### WHAT IS ASKED:
Filter this material down to the lines that hold "TechNova", copying each one.

### DATA FOR THIS EXERCISE:
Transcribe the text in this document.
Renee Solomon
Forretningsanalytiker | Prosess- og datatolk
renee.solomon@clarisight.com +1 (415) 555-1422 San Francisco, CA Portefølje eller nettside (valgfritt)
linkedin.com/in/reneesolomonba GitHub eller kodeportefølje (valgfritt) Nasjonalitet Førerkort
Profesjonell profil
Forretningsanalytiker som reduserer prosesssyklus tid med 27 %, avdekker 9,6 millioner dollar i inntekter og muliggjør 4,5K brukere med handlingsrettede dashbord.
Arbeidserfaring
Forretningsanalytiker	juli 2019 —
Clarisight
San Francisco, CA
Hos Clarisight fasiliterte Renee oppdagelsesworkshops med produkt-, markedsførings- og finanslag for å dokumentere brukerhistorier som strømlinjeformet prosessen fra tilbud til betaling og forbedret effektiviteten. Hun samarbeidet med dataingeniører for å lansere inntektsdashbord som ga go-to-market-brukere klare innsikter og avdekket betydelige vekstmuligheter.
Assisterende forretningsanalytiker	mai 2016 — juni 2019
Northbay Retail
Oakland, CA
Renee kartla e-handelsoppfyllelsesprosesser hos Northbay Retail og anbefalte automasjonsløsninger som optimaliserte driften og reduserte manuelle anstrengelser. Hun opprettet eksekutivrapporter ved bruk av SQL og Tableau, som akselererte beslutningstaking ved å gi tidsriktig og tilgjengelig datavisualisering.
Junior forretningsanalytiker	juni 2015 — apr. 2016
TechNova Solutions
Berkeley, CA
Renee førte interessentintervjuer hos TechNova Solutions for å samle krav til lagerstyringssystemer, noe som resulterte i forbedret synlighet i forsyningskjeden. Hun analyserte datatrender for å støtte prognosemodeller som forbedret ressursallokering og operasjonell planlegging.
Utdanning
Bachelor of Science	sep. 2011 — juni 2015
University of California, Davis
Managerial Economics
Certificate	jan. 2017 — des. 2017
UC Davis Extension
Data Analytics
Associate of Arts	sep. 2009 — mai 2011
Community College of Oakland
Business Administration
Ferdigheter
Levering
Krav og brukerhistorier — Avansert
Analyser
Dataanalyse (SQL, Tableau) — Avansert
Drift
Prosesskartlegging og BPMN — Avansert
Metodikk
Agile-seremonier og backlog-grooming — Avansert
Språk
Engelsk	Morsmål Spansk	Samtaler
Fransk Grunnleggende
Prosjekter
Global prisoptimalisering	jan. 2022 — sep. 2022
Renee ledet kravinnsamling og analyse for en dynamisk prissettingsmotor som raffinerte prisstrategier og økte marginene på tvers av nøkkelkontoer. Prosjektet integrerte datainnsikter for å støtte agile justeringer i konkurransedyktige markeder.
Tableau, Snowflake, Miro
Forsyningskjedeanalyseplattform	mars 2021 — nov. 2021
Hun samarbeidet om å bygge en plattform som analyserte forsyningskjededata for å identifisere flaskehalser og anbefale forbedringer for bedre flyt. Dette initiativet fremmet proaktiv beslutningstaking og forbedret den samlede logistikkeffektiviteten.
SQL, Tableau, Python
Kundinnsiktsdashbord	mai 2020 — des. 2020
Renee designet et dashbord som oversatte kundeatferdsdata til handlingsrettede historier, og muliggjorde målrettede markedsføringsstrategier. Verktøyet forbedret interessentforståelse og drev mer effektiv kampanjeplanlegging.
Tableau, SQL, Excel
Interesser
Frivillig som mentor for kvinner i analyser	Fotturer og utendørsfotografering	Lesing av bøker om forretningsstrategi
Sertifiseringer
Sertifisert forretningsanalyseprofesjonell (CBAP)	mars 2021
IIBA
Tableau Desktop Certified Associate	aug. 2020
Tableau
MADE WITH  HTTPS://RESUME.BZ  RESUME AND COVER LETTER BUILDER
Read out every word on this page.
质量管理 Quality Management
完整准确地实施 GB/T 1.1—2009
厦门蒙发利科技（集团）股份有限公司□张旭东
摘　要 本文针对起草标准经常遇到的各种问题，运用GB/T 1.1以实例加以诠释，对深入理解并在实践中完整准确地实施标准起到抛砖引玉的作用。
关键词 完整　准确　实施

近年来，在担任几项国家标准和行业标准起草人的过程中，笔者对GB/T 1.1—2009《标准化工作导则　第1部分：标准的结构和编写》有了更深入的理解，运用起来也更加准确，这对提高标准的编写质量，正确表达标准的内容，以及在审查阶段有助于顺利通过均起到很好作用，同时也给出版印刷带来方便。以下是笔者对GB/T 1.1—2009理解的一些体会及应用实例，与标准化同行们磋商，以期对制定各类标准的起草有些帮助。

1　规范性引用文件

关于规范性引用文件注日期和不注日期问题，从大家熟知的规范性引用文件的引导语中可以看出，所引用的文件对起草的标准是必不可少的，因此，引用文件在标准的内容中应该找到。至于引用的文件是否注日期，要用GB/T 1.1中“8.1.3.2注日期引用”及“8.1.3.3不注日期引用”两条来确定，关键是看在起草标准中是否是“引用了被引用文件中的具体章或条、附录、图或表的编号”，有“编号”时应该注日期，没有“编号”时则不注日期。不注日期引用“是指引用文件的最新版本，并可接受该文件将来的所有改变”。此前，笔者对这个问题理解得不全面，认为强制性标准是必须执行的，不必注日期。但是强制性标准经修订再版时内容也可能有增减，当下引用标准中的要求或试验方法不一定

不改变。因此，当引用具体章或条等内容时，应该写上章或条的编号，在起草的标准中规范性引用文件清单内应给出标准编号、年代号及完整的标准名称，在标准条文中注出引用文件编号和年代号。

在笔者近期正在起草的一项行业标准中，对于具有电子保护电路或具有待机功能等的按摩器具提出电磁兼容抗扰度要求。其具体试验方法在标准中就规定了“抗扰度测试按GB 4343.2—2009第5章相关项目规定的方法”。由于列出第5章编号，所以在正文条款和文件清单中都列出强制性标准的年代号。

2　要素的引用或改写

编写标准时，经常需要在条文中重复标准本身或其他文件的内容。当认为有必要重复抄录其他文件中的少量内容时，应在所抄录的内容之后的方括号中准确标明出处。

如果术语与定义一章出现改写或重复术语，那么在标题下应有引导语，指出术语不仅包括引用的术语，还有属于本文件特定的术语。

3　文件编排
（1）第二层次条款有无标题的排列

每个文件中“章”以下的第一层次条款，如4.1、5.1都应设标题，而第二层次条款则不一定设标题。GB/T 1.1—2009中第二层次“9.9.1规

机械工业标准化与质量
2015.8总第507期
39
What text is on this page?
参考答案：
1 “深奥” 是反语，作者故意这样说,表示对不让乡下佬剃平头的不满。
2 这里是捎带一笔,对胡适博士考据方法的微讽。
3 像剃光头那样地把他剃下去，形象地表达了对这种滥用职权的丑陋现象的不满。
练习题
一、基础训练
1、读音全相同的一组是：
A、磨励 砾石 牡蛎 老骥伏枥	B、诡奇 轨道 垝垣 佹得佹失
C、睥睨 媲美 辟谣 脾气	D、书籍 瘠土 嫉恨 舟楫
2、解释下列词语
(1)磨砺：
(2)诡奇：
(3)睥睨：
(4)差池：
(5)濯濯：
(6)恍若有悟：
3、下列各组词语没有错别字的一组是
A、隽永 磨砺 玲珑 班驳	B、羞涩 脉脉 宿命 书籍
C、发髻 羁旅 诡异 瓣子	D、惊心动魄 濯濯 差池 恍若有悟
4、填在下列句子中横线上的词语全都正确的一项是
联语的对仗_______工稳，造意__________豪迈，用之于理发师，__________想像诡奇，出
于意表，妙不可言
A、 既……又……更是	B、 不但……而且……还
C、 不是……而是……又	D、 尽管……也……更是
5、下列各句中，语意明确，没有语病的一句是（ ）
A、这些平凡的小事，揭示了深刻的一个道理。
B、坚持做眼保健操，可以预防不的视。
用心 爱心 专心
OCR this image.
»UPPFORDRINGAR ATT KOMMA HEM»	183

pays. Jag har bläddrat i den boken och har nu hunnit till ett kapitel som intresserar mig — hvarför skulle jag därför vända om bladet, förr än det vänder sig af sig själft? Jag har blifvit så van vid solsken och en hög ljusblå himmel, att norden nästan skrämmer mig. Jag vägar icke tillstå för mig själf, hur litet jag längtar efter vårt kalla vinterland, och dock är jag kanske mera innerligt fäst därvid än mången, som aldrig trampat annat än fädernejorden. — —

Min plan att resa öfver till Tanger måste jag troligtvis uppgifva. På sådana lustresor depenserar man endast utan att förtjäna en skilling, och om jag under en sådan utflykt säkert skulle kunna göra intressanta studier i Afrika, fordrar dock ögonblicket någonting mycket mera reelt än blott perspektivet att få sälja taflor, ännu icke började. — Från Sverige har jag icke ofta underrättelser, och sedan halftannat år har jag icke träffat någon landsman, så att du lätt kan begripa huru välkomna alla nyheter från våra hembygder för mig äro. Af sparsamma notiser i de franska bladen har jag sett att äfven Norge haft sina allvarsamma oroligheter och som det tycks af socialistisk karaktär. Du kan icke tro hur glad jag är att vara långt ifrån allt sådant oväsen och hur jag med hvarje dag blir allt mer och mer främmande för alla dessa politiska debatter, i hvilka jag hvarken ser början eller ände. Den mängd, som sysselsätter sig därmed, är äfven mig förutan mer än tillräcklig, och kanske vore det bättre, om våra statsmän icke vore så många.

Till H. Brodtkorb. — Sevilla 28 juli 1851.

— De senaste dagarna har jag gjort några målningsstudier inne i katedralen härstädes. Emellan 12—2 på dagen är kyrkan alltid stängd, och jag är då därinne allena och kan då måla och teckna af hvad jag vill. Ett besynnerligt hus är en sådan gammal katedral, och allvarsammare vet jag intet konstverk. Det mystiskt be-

### ANSWER TO THE EXERCISE:
TechNova Solutions
Renee førte interessentintervjuer hos TechNova Solutions for å samle krav til lagerstyringssystemer, noe som resulterte i forbedret synlighet i forsyningskjeden. Hun analyserte datatrender for å støtte prognosemodeller som forbedret ressursallokering og operasjonell planlegging.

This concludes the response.